**What is expected**
Can you recast the lines of the records below as a numbered list, from the line containing "cell-total-hours[interactable]: 20.00 bbox=[35, 306, 108, 326]" through the line containing "cell-end-time[interactable]: 23:59 bbox=[313, 285, 375, 305]", with both of those lines included and any blank lines left out?

**Input rows**

----------

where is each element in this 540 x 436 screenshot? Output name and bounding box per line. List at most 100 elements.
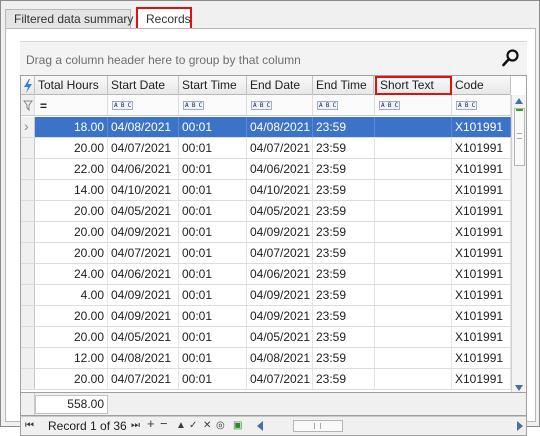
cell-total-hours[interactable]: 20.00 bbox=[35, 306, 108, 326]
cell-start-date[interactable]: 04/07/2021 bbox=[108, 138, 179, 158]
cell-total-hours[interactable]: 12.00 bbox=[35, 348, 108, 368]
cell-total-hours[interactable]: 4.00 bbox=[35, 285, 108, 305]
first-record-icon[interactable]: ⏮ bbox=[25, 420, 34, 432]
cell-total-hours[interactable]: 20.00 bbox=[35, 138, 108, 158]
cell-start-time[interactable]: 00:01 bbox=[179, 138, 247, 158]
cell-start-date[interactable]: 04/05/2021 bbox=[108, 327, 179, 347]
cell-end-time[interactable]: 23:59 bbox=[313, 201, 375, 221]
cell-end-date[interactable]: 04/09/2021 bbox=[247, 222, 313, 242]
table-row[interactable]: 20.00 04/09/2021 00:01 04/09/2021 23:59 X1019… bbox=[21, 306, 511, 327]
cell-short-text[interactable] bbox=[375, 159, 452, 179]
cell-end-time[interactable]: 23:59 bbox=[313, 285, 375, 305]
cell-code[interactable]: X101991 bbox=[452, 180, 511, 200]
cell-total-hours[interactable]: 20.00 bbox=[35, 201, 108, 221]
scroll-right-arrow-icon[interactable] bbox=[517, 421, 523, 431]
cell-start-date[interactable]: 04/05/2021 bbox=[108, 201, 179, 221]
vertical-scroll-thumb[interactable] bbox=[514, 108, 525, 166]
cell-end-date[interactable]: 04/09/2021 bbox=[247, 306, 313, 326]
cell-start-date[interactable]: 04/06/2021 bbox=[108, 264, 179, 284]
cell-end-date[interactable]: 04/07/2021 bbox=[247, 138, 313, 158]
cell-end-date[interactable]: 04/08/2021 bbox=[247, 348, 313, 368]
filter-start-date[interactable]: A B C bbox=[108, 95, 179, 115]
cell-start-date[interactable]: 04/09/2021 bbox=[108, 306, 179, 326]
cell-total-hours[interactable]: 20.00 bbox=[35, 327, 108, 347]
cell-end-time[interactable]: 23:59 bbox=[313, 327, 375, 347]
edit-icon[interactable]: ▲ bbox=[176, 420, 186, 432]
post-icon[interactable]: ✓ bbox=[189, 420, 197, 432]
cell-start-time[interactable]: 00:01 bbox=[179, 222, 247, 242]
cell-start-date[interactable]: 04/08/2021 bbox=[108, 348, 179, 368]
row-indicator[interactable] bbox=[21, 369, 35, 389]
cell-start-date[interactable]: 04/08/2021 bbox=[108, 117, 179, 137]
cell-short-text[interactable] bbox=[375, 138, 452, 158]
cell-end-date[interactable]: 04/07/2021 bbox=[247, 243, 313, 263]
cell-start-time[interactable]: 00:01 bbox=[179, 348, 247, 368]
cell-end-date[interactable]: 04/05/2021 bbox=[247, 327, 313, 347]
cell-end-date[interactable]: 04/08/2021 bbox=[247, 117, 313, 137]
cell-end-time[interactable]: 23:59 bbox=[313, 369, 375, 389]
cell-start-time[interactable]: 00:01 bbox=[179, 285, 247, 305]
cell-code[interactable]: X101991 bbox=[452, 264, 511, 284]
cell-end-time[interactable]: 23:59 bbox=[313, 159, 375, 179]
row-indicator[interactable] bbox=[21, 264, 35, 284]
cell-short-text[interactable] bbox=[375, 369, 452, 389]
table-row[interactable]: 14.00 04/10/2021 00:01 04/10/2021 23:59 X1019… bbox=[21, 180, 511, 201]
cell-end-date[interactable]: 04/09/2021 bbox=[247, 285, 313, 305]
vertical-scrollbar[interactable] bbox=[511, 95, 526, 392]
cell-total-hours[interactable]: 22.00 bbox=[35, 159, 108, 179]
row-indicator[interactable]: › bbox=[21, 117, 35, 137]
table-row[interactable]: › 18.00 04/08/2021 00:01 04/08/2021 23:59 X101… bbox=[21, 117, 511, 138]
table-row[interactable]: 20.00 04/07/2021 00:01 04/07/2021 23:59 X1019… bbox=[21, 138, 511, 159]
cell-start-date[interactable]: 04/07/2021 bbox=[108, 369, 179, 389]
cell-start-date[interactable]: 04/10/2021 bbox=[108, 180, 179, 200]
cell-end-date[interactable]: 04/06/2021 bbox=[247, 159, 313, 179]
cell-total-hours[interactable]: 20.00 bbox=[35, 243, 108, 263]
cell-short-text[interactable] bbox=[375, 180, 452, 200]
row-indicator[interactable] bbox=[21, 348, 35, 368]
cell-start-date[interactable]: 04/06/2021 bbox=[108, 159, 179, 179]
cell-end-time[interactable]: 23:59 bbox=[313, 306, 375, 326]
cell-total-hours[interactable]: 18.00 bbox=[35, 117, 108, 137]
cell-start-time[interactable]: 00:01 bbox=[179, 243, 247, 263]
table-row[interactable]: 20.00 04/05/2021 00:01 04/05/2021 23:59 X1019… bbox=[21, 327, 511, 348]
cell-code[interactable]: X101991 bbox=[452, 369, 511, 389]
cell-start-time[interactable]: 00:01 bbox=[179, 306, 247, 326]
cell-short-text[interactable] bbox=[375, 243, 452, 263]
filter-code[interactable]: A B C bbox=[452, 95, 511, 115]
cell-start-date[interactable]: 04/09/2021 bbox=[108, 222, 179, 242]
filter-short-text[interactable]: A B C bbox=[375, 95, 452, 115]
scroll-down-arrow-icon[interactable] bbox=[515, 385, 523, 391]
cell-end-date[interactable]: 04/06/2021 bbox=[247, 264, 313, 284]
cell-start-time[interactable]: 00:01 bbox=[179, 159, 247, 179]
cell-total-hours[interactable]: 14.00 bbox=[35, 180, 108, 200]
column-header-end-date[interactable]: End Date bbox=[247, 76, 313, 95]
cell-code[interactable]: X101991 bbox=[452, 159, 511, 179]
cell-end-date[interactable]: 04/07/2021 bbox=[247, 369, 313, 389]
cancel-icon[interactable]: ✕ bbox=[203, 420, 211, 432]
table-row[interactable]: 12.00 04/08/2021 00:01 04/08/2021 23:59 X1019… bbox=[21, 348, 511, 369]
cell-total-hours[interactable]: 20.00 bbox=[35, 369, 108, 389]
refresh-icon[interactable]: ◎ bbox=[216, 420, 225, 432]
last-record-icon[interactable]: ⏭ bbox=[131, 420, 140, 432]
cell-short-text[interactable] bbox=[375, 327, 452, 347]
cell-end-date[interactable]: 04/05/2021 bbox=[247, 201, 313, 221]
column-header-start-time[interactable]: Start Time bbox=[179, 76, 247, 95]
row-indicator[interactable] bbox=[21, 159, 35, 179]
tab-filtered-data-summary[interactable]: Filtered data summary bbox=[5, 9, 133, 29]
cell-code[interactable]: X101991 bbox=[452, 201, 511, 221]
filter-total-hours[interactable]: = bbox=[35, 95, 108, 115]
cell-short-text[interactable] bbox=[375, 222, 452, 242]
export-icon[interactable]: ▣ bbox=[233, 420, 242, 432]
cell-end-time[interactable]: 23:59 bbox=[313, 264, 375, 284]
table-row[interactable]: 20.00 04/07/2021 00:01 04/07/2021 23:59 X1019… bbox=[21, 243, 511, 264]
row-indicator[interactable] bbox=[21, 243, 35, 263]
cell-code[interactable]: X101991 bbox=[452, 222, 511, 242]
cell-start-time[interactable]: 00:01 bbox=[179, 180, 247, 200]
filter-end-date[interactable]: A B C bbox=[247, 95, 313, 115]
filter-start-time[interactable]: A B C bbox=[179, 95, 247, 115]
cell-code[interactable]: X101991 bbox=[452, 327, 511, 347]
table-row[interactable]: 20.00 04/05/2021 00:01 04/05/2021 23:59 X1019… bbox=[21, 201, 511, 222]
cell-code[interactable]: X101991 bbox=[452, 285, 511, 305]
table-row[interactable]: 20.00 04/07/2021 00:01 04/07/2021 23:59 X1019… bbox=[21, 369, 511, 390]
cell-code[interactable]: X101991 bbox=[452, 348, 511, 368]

----------

**Output for this exercise**
1. cell-total-hours[interactable]: 20.00 bbox=[35, 306, 108, 326]
2. cell-start-date[interactable]: 04/07/2021 bbox=[108, 138, 179, 158]
3. cell-total-hours[interactable]: 12.00 bbox=[35, 348, 108, 368]
4. cell-total-hours[interactable]: 4.00 bbox=[35, 285, 108, 305]
5. first-record-icon[interactable]: ⏮ bbox=[25, 420, 34, 432]
6. cell-total-hours[interactable]: 20.00 bbox=[35, 138, 108, 158]
7. cell-start-time[interactable]: 00:01 bbox=[179, 138, 247, 158]
8. cell-start-date[interactable]: 04/05/2021 bbox=[108, 327, 179, 347]
9. cell-end-time[interactable]: 23:59 bbox=[313, 201, 375, 221]
10. cell-end-date[interactable]: 04/09/2021 bbox=[247, 222, 313, 242]
11. table-row[interactable]: 20.00 04/09/2021 00:01 04/09/2021 23:59 X1019… bbox=[21, 306, 511, 327]
12. cell-short-text[interactable] bbox=[375, 159, 452, 179]
13. cell-end-time[interactable]: 23:59 bbox=[313, 285, 375, 305]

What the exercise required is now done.